──────── Raw records ────────
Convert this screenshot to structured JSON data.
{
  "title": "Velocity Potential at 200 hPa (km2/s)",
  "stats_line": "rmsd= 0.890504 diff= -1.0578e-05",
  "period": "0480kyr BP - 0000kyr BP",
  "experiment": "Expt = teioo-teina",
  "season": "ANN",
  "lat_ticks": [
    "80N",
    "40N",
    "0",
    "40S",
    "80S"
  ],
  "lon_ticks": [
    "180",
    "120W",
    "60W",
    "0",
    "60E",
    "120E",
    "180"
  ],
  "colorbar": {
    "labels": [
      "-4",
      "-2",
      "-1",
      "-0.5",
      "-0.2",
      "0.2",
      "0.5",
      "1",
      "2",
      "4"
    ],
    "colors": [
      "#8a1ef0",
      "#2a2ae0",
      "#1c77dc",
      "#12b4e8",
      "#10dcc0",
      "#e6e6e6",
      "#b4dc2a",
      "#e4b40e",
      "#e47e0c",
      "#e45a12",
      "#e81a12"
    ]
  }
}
────────
Given problem — Above are some records; extract every one of them exactly.

Output of the task —
Convert this screenshot to structured JSON data.
{
  "title": "Velocity Potential at 200 hPa (km2/s)",
  "stats_line": "rmsd= 0.890504 diff= -1.0578e-05",
  "period": "0480kyr BP - 0000kyr BP",
  "experiment": "Expt = teioo-teina",
  "season": "ANN",
  "lat_ticks": [
    "80N",
    "40N",
    "0",
    "40S",
    "80S"
  ],
  "lon_ticks": [
    "180",
    "120W",
    "60W",
    "0",
    "60E",
    "120E",
    "180"
  ],
  "colorbar": {
    "labels": [
      "-4",
      "-2",
      "-1",
      "-0.5",
      "-0.2",
      "0.2",
      "0.5",
      "1",
      "2",
      "4"
    ],
    "colors": [
      "#8a1ef0",
      "#2a2ae0",
      "#1c77dc",
      "#12b4e8",
      "#10dcc0",
      "#e6e6e6",
      "#b4dc2a",
      "#e4b40e",
      "#e47e0c",
      "#e45a12",
      "#e81a12"
    ]
  }
}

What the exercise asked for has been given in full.